> [List of tasks]:
1/ Transcribe the passage of the Royal Birmingham Conservatoire text starting at "Specialist institutions of" and ending at "accessible as possible.".
2/ Write the next part of the Royal Birmingham Conservatoire text, picking up after its final sentence.

> [Text shown]:
Royal Birmingham Conservatoire
by Feilden Clegg Bradley Studios
Client Birmingham City University
Awards RIBA West Midlands Award 2018, RIBA West Midlands Building of the Year 2018 sponsored by Artifice and RIBA National Award 2018
The first purpose-built music college built in the UK since 1987, the new Conservatoire represented not only a rare opportunity to create a state-of-the-art facility fit for the digital era but also to anchor Birmingham City University’s expanding City Centre Campus with a building of civic stature.
Specialist institutions of this type sometimes discourage public access but here, with the client’s positive endorsement, the architects strove to make the building feel as accessible as possible.
This is evident immediately upon entering the three-level foyer which connects entrances on the north and south sides of the building. If externally the building’s brickwork carapace lends it the air, in the words of the architect, of an ‘urban castle’, defending the delicate music-making from traffic noise, the split-level foyer with its timber lining is a warm, welcoming space for students, staff and public to mingle. A café, looking out onto campus gardens, reinforces the informal, convivial atmosphere. With its generous processional stair, reminiscent in a less formal way of a grand opera house staircase, the foyer links together the Conservatoire’s signature performance spaces: a 500-seat orchestral concert hall, a smaller recital hall, organ studio, ‘black box’ experimental room and the Eastside Jazz Club.
The technical challenges posed by these spaces were significant, particularly within the finite constraints of the site’s relatively small footprint and the University’s budget. Each of them required a different acoustic treatment to suit their size and intended programme of music, which in turn influenced all aspects of the design, necessitating an exceptional level of architectural, environmental and acoustic integration. The client is delighted with the quality of these spaces and the flexibility they provide both for public performances and the Conservatoire’s day-to-day teaching and recording activities. Pride of place is given to the orchestral hall, where in common with the other venues and the foyer, a delicately detailed timber panel system, developed with the acoustic consultant, was adopted. Higher up, the corrugated timber gives way to an alternating rhythm of timber verticals and black geometric ripples, again determined by acoustic considerations, producing an aesthetically pleasing pattern that gives the hall a serene gravitas.

> [Data supplied]:

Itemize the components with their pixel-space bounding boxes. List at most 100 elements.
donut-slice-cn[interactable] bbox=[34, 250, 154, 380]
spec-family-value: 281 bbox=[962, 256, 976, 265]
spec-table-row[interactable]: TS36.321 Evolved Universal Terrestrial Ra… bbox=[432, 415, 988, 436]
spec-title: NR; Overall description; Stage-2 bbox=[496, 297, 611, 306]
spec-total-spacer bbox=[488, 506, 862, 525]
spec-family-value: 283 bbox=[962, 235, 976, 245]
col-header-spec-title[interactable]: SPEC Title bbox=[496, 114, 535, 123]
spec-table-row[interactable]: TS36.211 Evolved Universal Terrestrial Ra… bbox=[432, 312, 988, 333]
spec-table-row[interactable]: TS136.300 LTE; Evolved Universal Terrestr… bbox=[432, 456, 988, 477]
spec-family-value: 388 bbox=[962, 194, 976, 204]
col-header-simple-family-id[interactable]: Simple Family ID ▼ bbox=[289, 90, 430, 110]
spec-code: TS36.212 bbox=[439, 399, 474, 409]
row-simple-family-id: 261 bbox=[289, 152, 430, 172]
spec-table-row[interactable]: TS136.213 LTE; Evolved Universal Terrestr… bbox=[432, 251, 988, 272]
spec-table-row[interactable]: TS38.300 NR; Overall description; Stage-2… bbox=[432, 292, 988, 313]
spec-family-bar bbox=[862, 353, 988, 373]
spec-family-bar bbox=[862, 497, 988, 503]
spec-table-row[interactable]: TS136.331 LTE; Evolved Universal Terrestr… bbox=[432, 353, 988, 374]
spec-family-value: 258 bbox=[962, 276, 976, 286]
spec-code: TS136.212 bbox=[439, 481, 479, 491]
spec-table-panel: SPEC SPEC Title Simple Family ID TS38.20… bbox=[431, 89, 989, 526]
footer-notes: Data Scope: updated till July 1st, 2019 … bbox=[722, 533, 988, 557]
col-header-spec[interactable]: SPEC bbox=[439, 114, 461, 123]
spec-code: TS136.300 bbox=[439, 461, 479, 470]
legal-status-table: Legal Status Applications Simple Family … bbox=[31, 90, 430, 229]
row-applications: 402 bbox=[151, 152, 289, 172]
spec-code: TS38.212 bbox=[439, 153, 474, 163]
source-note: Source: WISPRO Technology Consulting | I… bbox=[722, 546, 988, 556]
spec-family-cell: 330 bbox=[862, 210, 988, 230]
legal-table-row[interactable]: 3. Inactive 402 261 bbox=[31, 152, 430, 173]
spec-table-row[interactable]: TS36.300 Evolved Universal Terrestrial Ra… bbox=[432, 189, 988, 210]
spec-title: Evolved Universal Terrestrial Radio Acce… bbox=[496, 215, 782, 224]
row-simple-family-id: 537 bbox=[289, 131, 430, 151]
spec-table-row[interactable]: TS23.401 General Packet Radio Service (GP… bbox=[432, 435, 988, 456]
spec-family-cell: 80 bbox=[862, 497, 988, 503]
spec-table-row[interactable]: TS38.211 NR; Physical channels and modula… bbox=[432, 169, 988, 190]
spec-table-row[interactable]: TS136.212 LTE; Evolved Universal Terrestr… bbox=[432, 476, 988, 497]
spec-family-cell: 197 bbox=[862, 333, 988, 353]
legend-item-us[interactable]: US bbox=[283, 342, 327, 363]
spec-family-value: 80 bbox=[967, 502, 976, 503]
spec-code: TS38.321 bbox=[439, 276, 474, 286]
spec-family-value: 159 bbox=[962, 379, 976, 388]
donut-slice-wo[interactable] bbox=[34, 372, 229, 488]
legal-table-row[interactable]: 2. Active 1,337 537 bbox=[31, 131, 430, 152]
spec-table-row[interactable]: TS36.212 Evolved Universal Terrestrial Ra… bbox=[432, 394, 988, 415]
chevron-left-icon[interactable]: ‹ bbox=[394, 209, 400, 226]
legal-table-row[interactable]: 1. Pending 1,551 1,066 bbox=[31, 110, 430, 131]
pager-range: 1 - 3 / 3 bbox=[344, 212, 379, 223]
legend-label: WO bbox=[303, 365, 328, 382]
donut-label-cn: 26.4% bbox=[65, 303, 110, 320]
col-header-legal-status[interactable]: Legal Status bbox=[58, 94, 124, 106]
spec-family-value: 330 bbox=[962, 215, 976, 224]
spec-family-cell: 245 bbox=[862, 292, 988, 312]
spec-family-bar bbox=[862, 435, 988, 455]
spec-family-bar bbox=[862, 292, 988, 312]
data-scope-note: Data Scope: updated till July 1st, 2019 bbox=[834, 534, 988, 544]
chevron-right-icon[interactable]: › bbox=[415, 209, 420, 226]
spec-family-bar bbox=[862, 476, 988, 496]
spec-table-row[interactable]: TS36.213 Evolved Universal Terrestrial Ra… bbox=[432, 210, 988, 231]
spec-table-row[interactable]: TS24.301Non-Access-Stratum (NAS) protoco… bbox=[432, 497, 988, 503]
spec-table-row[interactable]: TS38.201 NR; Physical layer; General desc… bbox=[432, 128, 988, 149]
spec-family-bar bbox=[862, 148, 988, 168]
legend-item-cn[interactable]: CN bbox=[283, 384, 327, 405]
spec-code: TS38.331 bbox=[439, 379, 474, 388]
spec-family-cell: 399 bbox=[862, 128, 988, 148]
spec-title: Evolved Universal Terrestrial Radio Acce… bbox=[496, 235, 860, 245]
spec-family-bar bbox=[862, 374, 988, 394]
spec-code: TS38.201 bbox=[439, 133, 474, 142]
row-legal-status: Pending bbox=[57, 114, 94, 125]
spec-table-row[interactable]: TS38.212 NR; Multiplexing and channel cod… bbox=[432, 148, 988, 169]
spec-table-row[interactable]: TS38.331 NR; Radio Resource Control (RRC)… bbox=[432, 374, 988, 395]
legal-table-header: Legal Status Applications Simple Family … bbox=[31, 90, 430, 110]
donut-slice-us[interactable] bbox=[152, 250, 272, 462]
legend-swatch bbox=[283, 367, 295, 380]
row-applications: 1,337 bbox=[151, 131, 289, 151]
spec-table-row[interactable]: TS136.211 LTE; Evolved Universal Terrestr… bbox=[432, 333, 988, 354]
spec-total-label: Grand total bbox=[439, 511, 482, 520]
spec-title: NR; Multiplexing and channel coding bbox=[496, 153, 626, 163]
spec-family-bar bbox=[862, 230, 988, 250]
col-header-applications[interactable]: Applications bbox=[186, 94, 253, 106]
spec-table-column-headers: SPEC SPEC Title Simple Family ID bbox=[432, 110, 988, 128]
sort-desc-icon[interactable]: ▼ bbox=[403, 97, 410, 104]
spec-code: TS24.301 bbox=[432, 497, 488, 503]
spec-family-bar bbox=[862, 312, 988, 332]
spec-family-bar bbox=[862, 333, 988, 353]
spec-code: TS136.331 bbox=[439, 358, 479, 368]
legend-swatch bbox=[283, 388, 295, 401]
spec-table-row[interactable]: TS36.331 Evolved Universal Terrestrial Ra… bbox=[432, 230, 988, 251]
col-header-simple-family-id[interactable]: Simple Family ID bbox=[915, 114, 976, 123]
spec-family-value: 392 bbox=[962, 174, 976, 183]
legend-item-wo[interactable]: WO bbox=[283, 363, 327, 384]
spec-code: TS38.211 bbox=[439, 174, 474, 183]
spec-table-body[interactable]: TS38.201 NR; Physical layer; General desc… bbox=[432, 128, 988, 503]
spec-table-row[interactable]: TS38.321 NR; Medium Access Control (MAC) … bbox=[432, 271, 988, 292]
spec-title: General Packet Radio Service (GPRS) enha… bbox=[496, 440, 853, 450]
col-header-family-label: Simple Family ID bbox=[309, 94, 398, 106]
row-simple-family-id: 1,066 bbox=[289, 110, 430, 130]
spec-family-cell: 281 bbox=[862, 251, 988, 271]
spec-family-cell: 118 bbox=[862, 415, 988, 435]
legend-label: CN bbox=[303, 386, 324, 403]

> [Answer set]:
1/
Specialist institutions of this type sometimes discourage public access but here, with the client’s positive endorsement, the architects strove to make the building feel as accessible as possible.

2/
Upper floors, the more private realm of students and staff, accommodate practice rooms, sound laboratories, classrooms and recording studios, a finer grain of spaces that had to be carefully reconciled with the large volume of the concert hall extending upwards from below.
The architectural choreography of the Conservatoire’s complex brief and its range of different spaces has been handled with a deft touch - clear testimony to the close collaboration of architect and client team, producing a building that not only enhances the school’s educational reputation but is surely destined to become one of Birmingham’s most actively used and cherished public venues.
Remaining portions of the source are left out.